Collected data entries
------
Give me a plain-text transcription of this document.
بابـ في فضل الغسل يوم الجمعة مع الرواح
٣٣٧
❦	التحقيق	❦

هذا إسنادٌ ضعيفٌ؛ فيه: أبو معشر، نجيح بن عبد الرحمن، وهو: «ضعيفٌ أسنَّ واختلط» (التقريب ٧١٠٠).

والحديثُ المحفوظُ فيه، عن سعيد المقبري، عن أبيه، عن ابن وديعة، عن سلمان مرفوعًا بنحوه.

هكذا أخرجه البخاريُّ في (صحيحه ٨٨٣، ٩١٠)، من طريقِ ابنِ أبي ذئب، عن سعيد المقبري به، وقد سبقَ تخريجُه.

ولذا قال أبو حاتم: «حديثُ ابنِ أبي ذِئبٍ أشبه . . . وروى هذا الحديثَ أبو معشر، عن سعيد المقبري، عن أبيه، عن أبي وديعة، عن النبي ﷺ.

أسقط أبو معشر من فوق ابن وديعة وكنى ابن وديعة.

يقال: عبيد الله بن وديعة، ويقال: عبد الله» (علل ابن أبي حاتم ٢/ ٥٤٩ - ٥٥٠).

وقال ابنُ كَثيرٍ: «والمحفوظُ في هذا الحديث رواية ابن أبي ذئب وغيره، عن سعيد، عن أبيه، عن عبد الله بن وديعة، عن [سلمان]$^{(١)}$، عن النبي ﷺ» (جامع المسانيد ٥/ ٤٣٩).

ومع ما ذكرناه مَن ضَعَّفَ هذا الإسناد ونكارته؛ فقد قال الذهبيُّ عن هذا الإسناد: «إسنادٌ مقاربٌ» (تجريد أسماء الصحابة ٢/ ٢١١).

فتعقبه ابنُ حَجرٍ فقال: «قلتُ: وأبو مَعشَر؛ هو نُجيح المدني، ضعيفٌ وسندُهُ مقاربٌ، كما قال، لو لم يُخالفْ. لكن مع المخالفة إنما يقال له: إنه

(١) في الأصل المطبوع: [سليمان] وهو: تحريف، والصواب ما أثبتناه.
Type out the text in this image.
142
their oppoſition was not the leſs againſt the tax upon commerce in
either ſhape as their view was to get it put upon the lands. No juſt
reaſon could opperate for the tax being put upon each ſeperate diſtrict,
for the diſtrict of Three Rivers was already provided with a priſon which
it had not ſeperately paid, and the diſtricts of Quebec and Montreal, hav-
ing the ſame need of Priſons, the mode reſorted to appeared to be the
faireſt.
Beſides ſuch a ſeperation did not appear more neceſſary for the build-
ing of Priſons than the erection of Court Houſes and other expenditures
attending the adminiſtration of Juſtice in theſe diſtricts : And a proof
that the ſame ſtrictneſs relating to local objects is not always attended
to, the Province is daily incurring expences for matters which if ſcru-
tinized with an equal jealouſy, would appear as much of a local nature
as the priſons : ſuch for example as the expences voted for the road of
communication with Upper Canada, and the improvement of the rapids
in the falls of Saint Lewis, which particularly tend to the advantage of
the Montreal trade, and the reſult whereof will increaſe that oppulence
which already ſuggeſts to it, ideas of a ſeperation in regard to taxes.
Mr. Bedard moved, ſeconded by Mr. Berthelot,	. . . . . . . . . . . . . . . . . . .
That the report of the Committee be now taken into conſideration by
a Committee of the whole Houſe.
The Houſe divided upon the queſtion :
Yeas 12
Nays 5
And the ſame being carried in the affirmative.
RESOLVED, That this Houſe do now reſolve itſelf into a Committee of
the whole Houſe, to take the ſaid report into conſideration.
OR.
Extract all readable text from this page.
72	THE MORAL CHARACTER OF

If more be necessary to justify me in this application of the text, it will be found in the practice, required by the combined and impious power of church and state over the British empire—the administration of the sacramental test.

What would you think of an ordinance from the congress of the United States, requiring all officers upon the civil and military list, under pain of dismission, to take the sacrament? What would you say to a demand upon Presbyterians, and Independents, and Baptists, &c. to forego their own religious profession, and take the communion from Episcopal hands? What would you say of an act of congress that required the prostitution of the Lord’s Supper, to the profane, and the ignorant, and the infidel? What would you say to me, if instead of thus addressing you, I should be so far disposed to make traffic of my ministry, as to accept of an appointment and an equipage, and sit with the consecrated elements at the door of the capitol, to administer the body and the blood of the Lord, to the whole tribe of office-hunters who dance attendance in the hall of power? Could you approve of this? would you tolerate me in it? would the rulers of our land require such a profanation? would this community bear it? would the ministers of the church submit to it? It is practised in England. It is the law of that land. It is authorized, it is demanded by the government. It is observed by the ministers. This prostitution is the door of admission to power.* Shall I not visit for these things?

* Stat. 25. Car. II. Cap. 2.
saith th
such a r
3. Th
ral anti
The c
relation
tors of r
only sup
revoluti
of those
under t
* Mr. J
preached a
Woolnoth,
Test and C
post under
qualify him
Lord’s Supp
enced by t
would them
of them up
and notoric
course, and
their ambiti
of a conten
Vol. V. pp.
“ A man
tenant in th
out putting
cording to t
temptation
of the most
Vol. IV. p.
------
# [BRIEF]
Where a line in the material contains "ſame", copy that line.

# [RESULT OF THE EXERCISE]
ing the ſame need of Priſons, the mode reſorted to appeared to be the
that the ſame ſtrictneſs relating to local objects is not always attended
And the ſame being carried in the affirmative.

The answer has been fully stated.